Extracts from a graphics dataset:
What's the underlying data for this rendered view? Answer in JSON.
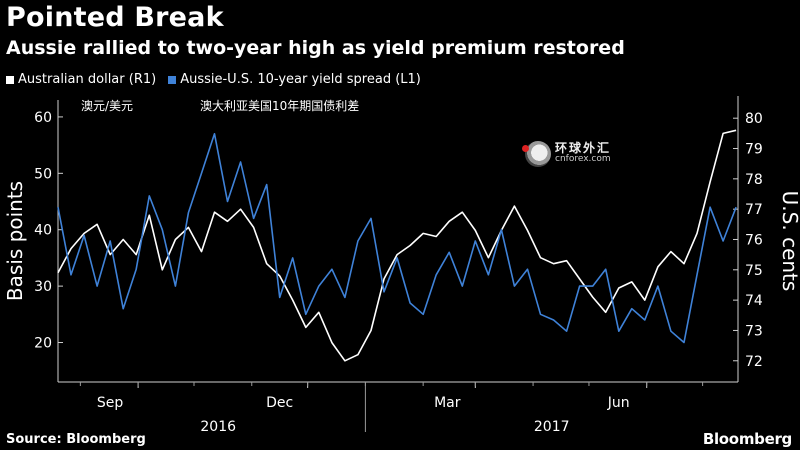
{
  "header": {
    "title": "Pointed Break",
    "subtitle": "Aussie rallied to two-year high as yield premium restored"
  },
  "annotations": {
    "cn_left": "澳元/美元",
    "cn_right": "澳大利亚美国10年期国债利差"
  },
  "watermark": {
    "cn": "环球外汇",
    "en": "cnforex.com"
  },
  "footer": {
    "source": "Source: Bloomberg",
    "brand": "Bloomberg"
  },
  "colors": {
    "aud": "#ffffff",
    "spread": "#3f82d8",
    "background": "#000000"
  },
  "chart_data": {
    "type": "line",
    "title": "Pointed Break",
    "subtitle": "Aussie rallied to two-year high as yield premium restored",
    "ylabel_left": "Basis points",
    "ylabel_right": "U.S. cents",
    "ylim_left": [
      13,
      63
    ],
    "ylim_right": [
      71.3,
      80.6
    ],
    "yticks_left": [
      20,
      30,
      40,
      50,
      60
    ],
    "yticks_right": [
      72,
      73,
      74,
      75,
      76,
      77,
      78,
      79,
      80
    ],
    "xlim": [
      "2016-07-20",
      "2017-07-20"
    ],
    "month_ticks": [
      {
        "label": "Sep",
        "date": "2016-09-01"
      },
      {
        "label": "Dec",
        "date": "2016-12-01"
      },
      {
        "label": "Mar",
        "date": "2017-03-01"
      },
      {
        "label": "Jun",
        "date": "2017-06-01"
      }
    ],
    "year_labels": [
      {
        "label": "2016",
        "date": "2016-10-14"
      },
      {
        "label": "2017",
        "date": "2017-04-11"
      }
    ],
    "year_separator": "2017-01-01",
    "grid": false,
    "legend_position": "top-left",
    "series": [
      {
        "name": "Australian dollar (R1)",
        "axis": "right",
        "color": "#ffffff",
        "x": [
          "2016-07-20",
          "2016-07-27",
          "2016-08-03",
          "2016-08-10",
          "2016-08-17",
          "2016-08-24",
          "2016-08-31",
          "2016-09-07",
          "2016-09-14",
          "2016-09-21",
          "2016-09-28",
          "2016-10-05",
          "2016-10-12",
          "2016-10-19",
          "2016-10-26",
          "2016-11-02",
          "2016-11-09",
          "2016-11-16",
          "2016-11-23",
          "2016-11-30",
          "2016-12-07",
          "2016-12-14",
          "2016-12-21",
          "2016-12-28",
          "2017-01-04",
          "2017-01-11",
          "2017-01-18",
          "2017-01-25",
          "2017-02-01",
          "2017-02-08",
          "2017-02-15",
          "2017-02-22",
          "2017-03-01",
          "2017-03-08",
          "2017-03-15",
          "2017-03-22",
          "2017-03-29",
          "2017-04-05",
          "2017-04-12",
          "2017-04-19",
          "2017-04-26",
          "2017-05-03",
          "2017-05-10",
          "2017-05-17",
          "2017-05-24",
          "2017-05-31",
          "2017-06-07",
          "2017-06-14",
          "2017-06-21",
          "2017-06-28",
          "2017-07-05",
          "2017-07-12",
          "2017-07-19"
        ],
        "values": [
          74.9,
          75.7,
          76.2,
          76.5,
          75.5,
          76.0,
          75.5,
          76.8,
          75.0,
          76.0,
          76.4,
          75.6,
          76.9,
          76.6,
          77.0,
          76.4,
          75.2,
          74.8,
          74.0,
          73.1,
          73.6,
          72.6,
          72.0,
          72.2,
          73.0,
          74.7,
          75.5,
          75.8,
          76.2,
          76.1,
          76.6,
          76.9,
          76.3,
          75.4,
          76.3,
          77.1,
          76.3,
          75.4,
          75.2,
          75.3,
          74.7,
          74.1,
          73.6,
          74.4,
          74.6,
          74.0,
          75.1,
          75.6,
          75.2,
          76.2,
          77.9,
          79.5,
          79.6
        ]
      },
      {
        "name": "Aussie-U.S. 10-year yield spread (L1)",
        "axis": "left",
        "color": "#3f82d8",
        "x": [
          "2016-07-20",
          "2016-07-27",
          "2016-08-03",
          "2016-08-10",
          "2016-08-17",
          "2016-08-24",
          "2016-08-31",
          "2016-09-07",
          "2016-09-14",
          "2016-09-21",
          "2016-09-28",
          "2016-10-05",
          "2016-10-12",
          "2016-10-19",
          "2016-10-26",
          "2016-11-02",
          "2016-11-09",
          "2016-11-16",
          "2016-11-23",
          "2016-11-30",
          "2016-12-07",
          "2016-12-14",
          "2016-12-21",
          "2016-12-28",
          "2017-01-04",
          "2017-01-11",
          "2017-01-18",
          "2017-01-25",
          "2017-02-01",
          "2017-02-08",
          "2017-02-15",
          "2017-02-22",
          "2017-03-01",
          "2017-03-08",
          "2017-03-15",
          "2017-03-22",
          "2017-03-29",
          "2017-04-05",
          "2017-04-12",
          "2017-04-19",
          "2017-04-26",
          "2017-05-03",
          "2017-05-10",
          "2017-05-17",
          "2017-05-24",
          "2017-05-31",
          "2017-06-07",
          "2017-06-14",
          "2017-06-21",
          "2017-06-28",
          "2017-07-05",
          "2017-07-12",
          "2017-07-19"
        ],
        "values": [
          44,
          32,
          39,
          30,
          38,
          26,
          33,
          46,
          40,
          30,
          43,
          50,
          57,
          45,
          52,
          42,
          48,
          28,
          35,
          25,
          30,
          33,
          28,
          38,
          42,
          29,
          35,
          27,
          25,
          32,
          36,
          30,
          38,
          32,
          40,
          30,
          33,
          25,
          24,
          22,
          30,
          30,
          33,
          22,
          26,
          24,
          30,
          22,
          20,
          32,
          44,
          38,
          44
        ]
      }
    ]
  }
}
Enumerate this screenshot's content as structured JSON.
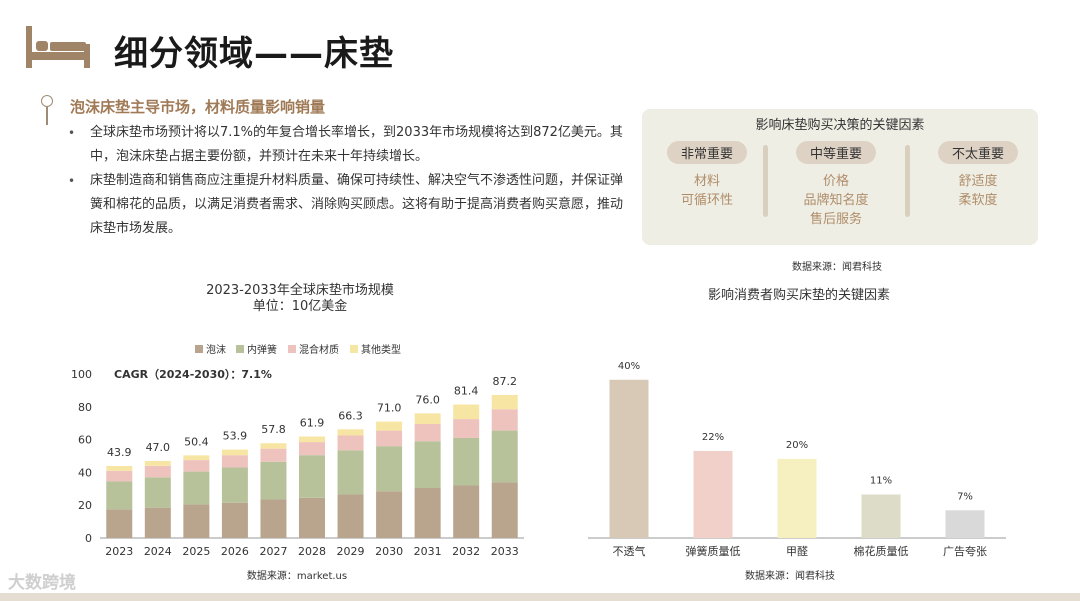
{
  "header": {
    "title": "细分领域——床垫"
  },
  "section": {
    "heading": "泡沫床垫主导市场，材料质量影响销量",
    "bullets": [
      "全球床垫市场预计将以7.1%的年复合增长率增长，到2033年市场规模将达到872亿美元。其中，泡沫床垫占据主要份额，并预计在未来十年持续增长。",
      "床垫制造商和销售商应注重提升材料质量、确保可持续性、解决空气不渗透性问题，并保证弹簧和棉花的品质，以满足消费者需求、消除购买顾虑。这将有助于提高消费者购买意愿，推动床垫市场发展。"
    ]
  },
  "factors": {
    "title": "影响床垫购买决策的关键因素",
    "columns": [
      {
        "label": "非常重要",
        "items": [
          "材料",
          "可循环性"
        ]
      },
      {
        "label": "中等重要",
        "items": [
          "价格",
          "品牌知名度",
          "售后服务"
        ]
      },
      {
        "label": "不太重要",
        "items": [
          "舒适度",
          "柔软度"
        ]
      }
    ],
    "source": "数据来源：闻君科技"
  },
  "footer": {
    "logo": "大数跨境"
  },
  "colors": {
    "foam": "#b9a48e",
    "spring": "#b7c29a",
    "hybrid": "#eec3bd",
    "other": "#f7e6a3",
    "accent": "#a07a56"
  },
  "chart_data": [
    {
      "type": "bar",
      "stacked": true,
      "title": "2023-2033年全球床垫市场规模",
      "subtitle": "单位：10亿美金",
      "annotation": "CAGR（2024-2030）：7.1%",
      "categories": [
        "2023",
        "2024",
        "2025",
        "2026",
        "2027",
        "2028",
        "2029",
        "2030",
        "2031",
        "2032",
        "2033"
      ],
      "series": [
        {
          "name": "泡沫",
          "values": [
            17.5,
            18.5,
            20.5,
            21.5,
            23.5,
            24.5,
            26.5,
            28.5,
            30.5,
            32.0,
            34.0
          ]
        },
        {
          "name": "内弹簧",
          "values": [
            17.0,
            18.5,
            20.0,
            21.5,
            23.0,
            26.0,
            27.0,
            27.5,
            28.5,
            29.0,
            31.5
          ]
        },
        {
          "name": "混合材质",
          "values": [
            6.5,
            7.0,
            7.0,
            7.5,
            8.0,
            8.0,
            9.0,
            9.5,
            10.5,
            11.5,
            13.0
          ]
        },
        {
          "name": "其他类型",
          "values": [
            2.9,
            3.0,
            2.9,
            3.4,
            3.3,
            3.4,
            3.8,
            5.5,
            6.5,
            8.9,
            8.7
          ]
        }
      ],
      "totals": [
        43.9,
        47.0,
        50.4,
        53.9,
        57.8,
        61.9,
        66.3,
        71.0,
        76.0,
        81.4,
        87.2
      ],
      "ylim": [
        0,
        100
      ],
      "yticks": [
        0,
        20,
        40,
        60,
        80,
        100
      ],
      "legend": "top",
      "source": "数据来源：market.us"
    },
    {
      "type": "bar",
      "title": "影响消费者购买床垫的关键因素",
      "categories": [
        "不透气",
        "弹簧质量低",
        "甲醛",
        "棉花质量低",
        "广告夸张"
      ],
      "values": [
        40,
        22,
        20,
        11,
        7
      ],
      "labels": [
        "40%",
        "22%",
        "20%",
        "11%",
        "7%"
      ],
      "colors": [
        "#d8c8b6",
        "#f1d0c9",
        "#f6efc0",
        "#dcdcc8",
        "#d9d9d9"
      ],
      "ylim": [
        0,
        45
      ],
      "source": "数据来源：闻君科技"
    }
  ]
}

EXERCISE BRIEF.
Which lines include the word "high"? Copy every one of them.

EXERCISE RESULT.
    "subtitle": "Aussie rallied to two-year high as yield premium restored"
    "subtitle": "Aussie rallied to two-year high as yield premium restored",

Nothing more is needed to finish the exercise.